Exercise task.
Copy out all the entries exactly.

[Some records]
* * * * * * * * *
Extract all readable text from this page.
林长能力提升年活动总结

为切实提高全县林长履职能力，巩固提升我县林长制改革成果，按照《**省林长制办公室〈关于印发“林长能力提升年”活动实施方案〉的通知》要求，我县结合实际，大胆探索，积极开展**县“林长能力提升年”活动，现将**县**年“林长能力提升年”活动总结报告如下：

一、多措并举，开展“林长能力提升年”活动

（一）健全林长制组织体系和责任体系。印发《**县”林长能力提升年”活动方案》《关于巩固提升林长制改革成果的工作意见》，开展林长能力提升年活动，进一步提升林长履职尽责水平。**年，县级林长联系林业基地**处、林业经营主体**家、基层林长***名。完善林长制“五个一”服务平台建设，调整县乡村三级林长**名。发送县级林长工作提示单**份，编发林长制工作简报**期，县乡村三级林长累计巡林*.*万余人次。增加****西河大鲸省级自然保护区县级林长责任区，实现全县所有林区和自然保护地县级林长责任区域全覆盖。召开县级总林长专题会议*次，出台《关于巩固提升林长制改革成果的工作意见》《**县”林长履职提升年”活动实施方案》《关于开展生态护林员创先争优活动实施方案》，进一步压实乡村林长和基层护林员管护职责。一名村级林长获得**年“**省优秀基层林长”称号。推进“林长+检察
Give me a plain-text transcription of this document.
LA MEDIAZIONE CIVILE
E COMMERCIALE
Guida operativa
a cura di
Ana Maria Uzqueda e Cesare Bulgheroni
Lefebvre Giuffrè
* * * * * * * * *
Task output.
Extract all readable text from this page.
林长能力提升年活动总结

为切实提高全县林长履职能力，巩固提升我县林长制改革成果，按照《**省林长制办公室〈关于印发“林长能力提升年”活动实施方案〉的通知》要求，我县结合实际，大胆探索，积极开展**县“林长能力提升年”活动，现将**县**年“林长能力提升年”活动总结报告如下：

一、多措并举，开展“林长能力提升年”活动

（一）健全林长制组织体系和责任体系。印发《**县”林长能力提升年”活动方案》《关于巩固提升林长制改革成果的工作意见》，开展林长能力提升年活动，进一步提升林长履职尽责水平。**年，县级林长联系林业基地**处、林业经营主体**家、基层林长***名。完善林长制“五个一”服务平台建设，调整县乡村三级林长**名。发送县级林长工作提示单**份，编发林长制工作简报**期，县乡村三级林长累计巡林*.*万余人次。增加****西河大鲸省级自然保护区县级林长责任区，实现全县所有林区和自然保护地县级林长责任区域全覆盖。召开县级总林长专题会议*次，出台《关于巩固提升林长制改革成果的工作意见》《**县”林长履职提升年”活动实施方案》《关于开展生态护林员创先争优活动实施方案》，进一步压实乡村林长和基层护林员管护职责。一名村级林长获得**年“**省优秀基层林长”称号。推进“林长+检察
Give me a plain-text transcription of this document.
LA MEDIAZIONE CIVILE
E COMMERCIALE
Guida operativa
a cura di
Ana Maria Uzqueda e Cesare Bulgheroni
Lefebvre Giuffrè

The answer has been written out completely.